═════ Provided information

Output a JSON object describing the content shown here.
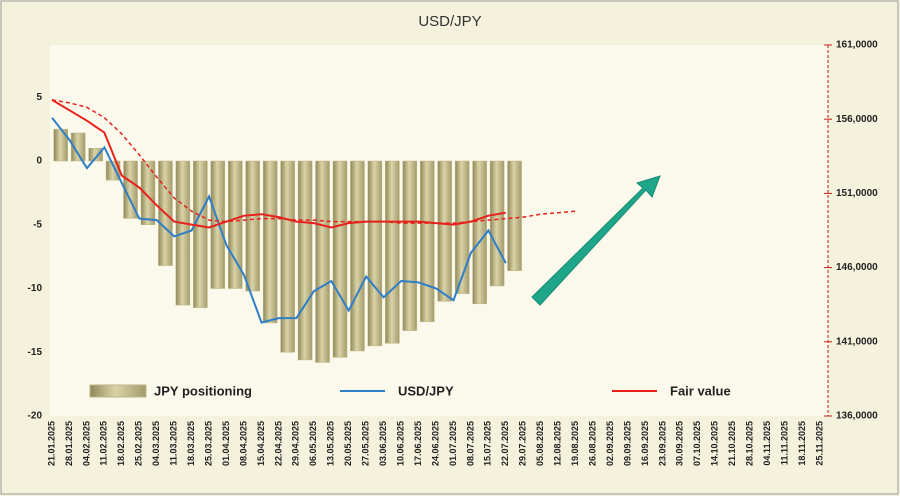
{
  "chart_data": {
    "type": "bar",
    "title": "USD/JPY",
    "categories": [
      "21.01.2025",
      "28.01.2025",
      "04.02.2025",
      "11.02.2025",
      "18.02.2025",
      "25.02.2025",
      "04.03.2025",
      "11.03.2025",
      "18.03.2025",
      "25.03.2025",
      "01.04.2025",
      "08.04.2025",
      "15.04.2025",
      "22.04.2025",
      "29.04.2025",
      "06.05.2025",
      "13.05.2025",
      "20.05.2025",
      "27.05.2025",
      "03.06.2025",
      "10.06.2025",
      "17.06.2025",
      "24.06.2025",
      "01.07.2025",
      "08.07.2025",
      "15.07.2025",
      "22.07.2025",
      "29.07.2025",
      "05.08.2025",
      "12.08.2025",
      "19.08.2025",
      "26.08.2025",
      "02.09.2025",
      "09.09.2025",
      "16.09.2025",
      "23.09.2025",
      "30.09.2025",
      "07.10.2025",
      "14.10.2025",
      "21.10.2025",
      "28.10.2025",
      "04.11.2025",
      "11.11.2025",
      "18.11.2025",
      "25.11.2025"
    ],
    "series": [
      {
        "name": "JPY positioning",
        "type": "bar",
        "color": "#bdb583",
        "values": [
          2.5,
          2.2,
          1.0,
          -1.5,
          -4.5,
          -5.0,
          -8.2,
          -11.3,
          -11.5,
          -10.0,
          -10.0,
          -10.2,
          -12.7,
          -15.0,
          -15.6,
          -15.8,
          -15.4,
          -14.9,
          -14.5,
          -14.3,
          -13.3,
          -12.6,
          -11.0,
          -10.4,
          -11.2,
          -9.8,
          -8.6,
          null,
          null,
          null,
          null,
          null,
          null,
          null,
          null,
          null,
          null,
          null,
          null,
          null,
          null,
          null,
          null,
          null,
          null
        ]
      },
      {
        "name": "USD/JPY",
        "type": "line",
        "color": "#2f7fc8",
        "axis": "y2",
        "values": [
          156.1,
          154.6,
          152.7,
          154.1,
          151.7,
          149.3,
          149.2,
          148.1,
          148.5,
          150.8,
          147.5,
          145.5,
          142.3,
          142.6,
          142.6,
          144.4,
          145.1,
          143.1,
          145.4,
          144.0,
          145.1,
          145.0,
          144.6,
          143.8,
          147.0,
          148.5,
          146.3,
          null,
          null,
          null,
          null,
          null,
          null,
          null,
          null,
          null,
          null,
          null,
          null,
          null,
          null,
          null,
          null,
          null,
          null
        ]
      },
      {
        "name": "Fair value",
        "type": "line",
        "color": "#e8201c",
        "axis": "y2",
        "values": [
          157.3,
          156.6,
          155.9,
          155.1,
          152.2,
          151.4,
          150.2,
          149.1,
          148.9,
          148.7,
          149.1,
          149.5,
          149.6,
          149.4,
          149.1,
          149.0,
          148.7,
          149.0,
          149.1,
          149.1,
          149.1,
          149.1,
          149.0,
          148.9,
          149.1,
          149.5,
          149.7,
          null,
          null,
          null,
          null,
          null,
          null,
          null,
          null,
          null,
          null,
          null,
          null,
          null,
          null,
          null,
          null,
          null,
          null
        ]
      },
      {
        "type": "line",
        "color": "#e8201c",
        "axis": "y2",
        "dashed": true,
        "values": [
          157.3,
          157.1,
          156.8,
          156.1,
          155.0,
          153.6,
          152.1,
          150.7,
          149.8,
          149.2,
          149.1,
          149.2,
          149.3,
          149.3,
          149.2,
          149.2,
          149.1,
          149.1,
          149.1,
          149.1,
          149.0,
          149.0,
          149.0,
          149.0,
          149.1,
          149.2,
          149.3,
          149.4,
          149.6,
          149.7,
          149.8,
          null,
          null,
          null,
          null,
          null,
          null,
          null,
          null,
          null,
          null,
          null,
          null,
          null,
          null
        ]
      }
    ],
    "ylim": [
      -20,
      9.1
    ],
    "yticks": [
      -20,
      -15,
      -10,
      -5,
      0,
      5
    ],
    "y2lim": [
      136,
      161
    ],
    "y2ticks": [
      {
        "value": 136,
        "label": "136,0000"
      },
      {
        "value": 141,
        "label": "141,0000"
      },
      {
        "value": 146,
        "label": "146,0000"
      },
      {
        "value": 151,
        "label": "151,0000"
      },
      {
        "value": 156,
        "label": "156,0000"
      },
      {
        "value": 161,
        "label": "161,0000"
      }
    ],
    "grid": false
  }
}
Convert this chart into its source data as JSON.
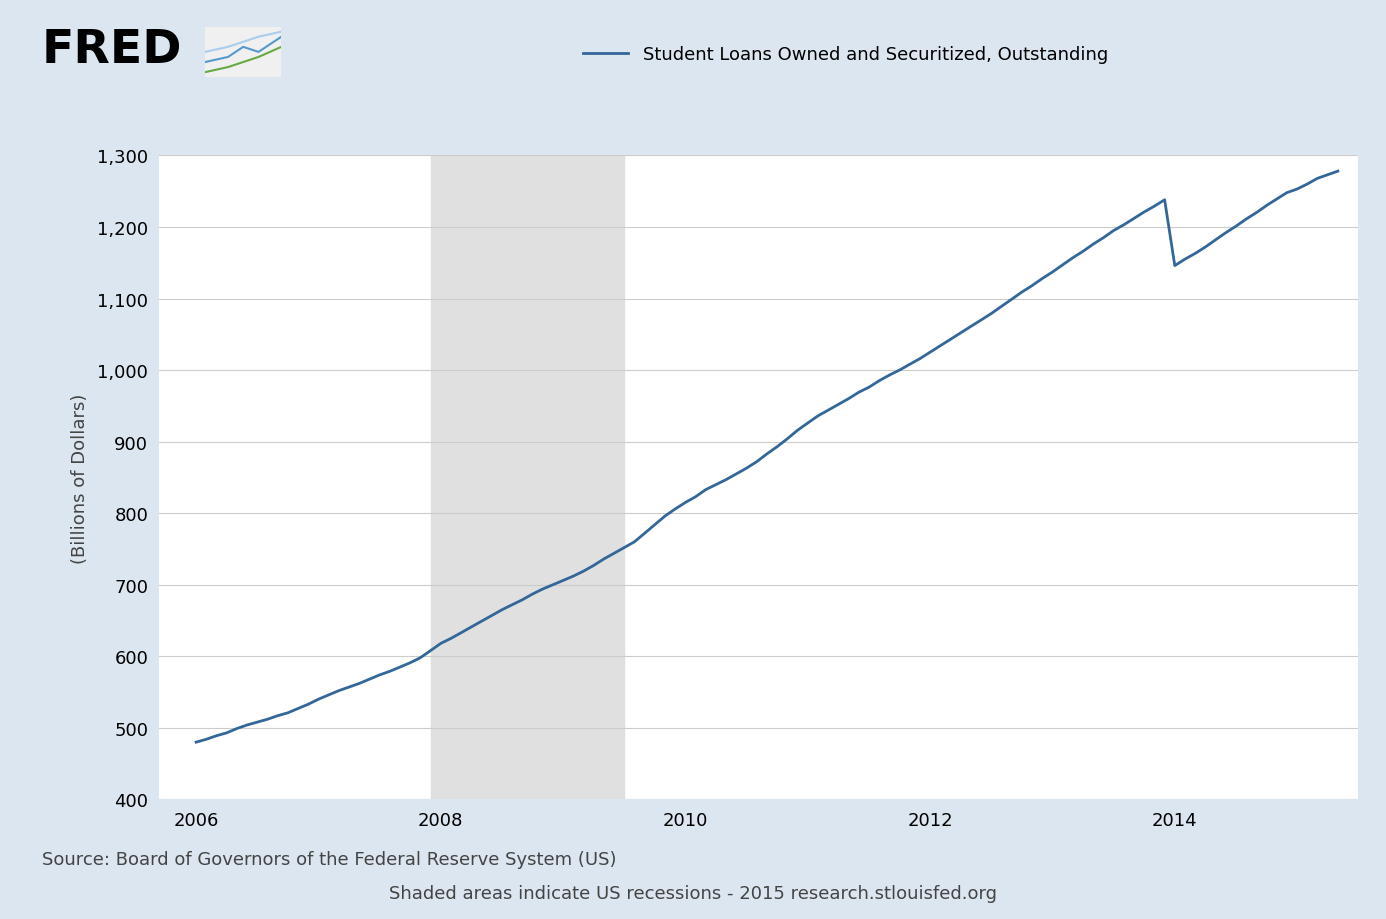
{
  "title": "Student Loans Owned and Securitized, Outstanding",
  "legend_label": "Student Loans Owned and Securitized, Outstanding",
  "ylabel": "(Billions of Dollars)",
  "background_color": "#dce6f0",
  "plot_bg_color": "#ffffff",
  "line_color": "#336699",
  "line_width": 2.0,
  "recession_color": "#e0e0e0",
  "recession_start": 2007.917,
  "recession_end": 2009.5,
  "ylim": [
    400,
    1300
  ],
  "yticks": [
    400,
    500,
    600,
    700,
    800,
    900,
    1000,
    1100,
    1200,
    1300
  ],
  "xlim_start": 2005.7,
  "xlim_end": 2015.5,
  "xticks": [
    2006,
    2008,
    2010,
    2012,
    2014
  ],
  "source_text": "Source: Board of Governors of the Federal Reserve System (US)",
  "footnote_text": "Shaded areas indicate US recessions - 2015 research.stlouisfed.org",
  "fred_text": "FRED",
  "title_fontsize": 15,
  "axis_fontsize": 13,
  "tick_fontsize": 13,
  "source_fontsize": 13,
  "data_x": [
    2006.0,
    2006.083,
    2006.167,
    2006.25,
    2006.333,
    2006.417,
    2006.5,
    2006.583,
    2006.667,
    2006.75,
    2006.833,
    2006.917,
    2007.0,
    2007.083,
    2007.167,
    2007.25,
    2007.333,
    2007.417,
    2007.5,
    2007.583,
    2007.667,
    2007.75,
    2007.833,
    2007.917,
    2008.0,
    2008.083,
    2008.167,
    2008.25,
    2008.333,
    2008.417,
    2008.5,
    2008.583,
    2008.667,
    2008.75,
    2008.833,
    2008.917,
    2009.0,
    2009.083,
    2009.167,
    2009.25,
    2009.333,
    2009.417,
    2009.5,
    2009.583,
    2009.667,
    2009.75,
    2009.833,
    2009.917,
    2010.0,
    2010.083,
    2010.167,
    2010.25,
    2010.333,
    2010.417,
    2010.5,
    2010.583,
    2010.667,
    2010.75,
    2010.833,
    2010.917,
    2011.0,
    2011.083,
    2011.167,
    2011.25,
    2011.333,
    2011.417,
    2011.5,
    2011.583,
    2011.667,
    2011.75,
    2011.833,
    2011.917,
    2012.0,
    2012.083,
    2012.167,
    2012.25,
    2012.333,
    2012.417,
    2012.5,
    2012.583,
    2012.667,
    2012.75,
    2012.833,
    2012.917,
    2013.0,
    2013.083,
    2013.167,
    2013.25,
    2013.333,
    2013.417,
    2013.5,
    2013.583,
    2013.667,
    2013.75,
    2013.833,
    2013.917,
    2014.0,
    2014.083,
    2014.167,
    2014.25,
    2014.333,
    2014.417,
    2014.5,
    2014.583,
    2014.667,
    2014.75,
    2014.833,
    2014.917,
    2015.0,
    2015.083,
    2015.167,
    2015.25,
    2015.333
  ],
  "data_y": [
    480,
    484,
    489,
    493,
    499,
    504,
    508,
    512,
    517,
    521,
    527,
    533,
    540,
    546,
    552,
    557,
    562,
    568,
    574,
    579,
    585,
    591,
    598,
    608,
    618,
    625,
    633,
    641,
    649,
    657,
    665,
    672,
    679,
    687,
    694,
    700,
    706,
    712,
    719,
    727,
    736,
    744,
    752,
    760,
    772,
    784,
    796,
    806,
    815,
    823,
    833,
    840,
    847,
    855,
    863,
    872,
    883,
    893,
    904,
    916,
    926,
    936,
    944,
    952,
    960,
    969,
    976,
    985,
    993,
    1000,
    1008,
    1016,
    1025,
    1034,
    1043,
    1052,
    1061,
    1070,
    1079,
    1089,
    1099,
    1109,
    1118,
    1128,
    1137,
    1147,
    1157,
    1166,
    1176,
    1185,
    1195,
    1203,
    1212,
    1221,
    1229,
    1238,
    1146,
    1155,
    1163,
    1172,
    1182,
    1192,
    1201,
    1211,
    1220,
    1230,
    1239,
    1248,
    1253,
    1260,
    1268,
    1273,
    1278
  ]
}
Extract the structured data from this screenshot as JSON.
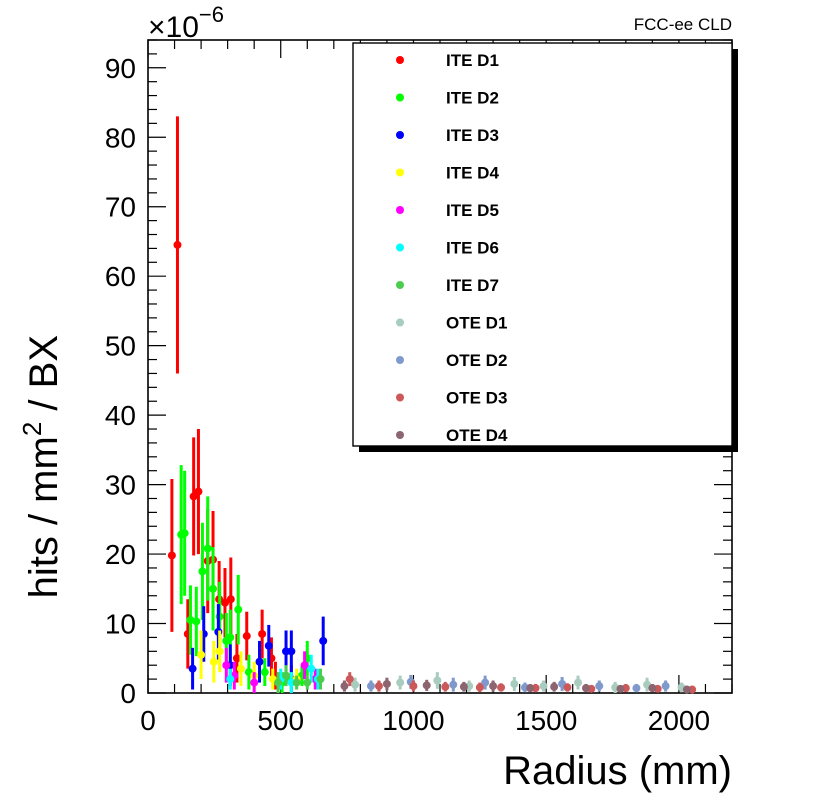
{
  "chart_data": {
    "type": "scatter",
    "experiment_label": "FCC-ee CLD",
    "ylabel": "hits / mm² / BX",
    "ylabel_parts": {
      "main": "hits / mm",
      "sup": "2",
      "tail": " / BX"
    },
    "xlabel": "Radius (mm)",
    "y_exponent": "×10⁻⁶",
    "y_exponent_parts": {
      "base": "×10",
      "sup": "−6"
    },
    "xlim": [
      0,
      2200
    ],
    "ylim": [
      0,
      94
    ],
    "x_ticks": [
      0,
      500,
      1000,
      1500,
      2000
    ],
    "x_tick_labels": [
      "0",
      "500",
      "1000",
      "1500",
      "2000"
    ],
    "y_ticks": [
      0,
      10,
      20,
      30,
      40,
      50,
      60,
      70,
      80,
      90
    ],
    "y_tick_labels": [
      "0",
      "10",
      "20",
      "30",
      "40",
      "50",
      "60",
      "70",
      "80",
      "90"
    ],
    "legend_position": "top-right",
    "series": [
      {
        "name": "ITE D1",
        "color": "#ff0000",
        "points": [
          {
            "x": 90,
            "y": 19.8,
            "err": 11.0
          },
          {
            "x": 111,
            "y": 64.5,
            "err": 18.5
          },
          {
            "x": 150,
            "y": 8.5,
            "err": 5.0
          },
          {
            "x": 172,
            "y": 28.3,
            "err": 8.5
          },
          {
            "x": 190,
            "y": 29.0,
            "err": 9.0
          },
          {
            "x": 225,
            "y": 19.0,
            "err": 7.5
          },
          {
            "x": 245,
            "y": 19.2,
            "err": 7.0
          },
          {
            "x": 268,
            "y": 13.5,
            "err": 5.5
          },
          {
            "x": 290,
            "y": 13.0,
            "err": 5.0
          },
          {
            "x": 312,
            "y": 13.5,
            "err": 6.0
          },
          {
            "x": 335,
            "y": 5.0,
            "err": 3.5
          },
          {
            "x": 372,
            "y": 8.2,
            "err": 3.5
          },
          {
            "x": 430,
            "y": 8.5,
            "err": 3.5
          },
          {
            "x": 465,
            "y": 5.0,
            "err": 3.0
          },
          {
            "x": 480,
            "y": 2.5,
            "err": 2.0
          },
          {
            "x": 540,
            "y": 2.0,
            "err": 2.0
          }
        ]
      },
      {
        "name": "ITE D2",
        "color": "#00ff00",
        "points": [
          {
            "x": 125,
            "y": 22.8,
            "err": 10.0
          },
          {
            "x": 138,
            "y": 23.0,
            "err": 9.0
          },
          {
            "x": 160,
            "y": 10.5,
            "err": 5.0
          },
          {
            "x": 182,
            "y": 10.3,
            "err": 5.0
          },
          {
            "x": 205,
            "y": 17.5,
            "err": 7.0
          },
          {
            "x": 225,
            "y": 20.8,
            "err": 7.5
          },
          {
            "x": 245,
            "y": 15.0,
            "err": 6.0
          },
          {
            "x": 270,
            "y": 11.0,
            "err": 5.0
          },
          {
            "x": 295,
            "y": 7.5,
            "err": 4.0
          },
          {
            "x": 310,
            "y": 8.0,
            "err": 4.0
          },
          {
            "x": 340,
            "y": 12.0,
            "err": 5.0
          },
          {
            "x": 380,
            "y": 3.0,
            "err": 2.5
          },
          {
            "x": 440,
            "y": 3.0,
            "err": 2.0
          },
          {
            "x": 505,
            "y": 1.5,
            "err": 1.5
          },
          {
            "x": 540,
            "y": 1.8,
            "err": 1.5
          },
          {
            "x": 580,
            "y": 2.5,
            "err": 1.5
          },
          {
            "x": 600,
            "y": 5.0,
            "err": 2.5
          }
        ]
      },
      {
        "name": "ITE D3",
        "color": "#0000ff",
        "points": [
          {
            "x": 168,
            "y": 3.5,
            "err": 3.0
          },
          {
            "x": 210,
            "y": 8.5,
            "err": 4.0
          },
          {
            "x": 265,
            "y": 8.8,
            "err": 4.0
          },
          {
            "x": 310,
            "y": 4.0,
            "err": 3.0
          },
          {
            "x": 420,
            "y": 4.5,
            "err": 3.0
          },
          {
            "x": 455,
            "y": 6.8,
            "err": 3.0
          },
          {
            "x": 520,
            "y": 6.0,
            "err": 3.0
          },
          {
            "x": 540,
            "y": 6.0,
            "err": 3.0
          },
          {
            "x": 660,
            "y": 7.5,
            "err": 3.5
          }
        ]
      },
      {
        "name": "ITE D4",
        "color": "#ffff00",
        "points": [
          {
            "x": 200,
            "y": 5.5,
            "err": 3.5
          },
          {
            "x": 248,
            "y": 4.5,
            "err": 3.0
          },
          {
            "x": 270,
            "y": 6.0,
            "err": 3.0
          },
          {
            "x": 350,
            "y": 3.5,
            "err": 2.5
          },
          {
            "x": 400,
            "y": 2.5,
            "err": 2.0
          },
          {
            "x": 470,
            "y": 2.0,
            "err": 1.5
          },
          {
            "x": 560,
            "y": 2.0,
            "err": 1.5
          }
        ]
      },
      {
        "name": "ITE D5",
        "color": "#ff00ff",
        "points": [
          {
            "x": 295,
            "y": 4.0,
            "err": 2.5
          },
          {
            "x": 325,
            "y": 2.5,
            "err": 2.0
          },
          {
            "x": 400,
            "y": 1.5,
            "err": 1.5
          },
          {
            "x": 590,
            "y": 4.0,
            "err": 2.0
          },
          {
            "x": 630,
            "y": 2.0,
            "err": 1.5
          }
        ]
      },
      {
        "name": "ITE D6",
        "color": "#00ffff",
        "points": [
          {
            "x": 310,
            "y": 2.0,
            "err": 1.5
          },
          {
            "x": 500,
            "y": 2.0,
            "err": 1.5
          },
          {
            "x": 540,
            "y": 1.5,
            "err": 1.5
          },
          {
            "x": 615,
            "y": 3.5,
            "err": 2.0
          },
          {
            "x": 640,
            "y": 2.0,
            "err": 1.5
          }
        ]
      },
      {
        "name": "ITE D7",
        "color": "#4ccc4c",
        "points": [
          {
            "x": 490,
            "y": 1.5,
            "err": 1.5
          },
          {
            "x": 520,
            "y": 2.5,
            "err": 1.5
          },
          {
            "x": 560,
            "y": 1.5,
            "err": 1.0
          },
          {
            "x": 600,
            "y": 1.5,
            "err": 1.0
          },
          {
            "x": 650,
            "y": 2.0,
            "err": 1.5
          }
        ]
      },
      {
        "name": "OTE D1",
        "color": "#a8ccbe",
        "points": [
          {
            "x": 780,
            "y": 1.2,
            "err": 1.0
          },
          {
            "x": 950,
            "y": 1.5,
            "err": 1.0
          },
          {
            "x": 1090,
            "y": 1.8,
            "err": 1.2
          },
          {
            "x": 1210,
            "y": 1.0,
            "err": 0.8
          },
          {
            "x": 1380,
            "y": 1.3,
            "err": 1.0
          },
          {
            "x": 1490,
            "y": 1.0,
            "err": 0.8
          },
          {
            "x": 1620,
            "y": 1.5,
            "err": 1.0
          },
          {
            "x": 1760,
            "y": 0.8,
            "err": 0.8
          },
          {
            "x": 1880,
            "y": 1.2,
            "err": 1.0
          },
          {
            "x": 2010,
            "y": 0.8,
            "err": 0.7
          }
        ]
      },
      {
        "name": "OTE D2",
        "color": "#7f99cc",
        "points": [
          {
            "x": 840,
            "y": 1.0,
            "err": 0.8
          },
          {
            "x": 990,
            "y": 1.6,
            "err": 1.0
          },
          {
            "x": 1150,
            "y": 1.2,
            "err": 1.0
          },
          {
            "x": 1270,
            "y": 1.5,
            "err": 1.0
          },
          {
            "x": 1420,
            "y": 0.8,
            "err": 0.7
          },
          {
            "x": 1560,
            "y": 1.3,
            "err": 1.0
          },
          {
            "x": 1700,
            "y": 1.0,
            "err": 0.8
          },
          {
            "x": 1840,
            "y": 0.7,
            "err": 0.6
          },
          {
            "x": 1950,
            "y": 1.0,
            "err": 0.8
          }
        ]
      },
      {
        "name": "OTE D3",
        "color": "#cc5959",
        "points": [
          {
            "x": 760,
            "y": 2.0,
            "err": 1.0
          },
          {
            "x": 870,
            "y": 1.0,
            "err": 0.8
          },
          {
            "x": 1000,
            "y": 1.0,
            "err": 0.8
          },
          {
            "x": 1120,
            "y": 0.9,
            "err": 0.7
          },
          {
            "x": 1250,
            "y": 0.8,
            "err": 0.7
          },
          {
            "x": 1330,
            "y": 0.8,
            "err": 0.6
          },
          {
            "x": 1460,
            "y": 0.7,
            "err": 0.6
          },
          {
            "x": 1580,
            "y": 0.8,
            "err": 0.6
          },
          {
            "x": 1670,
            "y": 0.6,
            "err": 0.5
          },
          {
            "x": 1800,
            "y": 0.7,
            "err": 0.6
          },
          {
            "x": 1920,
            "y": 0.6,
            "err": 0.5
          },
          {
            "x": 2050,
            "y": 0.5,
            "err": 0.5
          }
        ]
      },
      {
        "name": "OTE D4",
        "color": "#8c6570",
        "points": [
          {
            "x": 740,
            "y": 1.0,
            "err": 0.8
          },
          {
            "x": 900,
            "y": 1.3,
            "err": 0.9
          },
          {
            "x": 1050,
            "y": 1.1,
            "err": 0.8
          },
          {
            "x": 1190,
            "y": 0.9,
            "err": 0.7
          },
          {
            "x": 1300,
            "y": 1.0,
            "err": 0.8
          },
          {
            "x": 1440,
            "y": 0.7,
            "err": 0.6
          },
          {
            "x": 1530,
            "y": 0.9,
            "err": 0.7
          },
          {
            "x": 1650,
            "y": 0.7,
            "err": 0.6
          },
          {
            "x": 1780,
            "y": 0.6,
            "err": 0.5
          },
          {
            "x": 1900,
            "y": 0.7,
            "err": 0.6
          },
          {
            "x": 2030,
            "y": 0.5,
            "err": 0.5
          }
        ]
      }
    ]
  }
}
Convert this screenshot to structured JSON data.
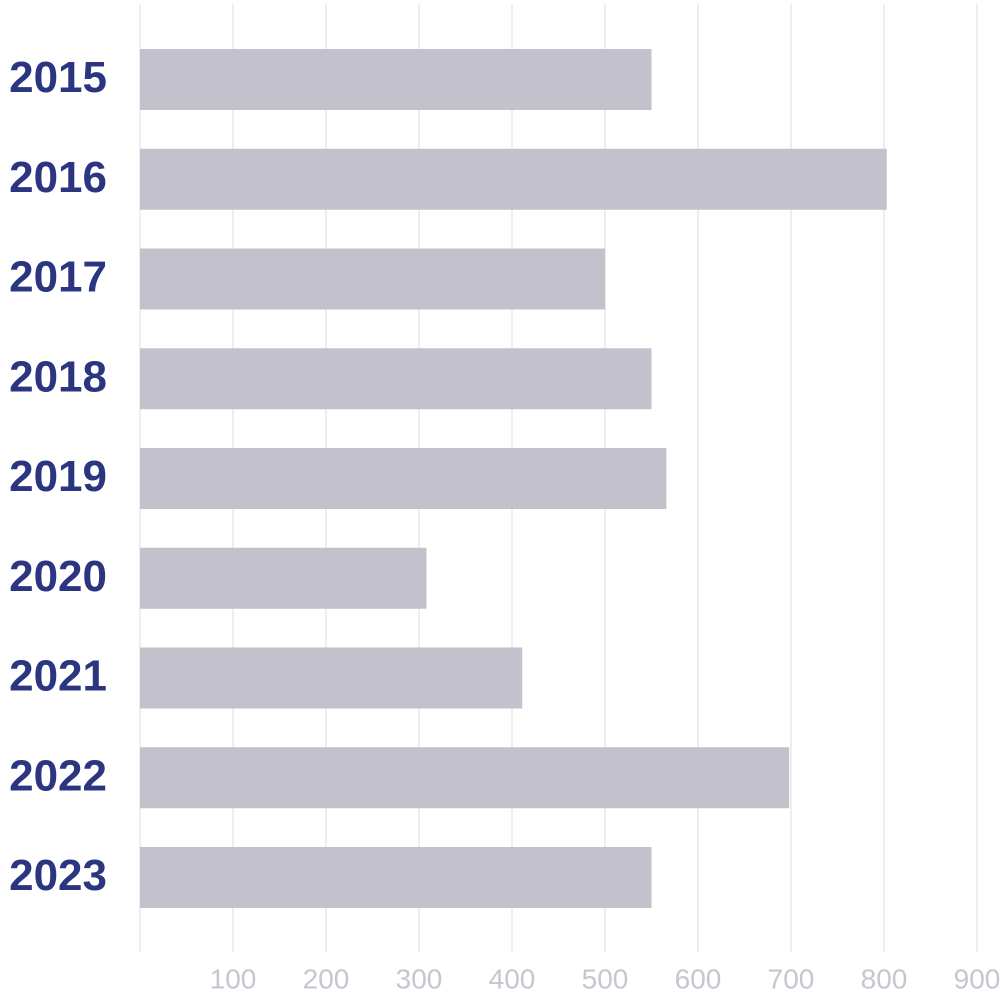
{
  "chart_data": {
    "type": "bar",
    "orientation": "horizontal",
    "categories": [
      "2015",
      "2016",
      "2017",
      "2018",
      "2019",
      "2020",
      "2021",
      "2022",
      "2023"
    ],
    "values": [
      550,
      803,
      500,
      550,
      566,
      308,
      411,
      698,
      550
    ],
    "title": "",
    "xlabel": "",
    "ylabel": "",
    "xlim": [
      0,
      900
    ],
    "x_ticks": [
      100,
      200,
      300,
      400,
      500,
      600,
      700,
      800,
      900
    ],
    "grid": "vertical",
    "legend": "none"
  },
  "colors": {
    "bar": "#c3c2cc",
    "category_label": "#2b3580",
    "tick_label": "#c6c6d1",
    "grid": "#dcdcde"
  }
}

══════════

Find the lines above that contain the word "Student" and collect them.

→ Completed exercise:
  "title": "Student Loans Owned and Securitized, Outstanding",
  "legend_label": "Student Loans Owned and Securitized, Outstanding",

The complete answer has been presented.